Source records:

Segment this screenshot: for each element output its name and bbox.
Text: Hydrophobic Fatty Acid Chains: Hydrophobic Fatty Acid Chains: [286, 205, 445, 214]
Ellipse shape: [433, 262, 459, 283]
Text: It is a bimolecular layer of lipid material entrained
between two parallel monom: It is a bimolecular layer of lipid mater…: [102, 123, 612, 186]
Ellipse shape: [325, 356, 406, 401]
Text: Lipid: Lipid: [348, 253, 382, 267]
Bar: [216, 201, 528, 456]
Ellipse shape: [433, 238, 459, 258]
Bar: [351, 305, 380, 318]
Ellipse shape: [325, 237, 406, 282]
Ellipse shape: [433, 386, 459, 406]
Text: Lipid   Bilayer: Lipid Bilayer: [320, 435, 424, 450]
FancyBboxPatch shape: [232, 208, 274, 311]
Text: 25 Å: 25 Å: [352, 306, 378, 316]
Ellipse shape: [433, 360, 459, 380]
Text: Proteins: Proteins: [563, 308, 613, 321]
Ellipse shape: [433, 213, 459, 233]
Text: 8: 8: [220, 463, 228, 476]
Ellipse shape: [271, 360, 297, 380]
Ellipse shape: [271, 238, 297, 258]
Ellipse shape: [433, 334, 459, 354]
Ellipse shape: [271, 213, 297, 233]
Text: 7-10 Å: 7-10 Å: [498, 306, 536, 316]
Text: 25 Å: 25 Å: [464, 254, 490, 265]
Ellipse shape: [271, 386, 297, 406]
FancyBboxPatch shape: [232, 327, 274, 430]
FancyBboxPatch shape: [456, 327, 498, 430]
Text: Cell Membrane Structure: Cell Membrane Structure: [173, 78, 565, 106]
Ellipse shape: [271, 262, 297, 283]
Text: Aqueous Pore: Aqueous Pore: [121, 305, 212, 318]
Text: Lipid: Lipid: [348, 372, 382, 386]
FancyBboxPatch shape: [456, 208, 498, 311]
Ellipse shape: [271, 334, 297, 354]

* [Task description]
Which lines above hold the string "bimolecular"? Copy every one of them.

* [Answer for the task]
Text: It is a bimolecular layer of lipid material entrained
between two parallel monom: It is a bimolecular layer of lipid mater…: [102, 123, 612, 186]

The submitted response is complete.